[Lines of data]
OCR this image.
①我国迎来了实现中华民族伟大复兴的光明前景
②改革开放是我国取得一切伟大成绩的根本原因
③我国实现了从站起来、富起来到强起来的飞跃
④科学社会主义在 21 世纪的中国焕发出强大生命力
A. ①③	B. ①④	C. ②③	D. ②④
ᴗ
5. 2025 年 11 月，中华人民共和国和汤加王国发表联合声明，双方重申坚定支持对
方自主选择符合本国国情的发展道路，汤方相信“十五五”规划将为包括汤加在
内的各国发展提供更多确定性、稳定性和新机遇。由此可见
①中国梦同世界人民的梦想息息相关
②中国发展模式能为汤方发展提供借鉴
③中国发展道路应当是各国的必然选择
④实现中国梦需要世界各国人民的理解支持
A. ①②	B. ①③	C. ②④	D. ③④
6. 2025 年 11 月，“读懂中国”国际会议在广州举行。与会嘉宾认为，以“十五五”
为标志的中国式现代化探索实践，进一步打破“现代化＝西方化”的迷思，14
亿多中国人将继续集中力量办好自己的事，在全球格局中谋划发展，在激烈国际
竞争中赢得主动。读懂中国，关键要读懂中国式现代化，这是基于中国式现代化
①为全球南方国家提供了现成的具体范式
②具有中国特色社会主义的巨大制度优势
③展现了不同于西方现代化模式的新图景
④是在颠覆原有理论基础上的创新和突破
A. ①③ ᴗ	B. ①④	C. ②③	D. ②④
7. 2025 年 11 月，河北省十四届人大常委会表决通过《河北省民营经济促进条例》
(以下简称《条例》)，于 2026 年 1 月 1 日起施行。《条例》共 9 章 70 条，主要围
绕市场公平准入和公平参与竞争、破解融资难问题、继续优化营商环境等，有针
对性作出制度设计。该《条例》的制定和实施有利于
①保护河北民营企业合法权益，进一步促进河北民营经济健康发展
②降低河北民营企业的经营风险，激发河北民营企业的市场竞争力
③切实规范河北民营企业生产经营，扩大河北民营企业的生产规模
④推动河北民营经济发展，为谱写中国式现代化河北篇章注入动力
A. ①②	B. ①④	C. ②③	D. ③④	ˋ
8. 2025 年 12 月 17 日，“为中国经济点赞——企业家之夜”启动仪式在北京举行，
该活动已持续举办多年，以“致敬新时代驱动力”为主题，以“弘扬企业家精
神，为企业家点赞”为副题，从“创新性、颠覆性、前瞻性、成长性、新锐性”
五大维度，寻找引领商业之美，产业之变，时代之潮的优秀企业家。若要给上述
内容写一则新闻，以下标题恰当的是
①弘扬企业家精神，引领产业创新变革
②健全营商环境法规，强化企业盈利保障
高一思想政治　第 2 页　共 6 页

:: Job ::
All records above must be set down exactly, please.

:: Exercise output ::
OCR this image.
①我国迎来了实现中华民族伟大复兴的光明前景
②改革开放是我国取得一切伟大成绩的根本原因
③我国实现了从站起来、富起来到强起来的飞跃
④科学社会主义在 21 世纪的中国焕发出强大生命力
A. ①③	B. ①④	C. ②③	D. ②④
ᴗ
5. 2025 年 11 月，中华人民共和国和汤加王国发表联合声明，双方重申坚定支持对
方自主选择符合本国国情的发展道路，汤方相信“十五五”规划将为包括汤加在
内的各国发展提供更多确定性、稳定性和新机遇。由此可见
①中国梦同世界人民的梦想息息相关
②中国发展模式能为汤方发展提供借鉴
③中国发展道路应当是各国的必然选择
④实现中国梦需要世界各国人民的理解支持
A. ①②	B. ①③	C. ②④	D. ③④
6. 2025 年 11 月，“读懂中国”国际会议在广州举行。与会嘉宾认为，以“十五五”
为标志的中国式现代化探索实践，进一步打破“现代化＝西方化”的迷思，14
亿多中国人将继续集中力量办好自己的事，在全球格局中谋划发展，在激烈国际
竞争中赢得主动。读懂中国，关键要读懂中国式现代化，这是基于中国式现代化
①为全球南方国家提供了现成的具体范式
②具有中国特色社会主义的巨大制度优势
③展现了不同于西方现代化模式的新图景
④是在颠覆原有理论基础上的创新和突破
A. ①③ ᴗ	B. ①④	C. ②③	D. ②④
7. 2025 年 11 月，河北省十四届人大常委会表决通过《河北省民营经济促进条例》
(以下简称《条例》)，于 2026 年 1 月 1 日起施行。《条例》共 9 章 70 条，主要围
绕市场公平准入和公平参与竞争、破解融资难问题、继续优化营商环境等，有针
对性作出制度设计。该《条例》的制定和实施有利于
①保护河北民营企业合法权益，进一步促进河北民营经济健康发展
②降低河北民营企业的经营风险，激发河北民营企业的市场竞争力
③切实规范河北民营企业生产经营，扩大河北民营企业的生产规模
④推动河北民营经济发展，为谱写中国式现代化河北篇章注入动力
A. ①②	B. ①④	C. ②③	D. ③④	ˋ
8. 2025 年 12 月 17 日，“为中国经济点赞——企业家之夜”启动仪式在北京举行，
该活动已持续举办多年，以“致敬新时代驱动力”为主题，以“弘扬企业家精
神，为企业家点赞”为副题，从“创新性、颠覆性、前瞻性、成长性、新锐性”
五大维度，寻找引领商业之美，产业之变，时代之潮的优秀企业家。若要给上述
内容写一则新闻，以下标题恰当的是
①弘扬企业家精神，引领产业创新变革
②健全营商环境法规，强化企业盈利保障
高一思想政治　第 2 页　共 6 页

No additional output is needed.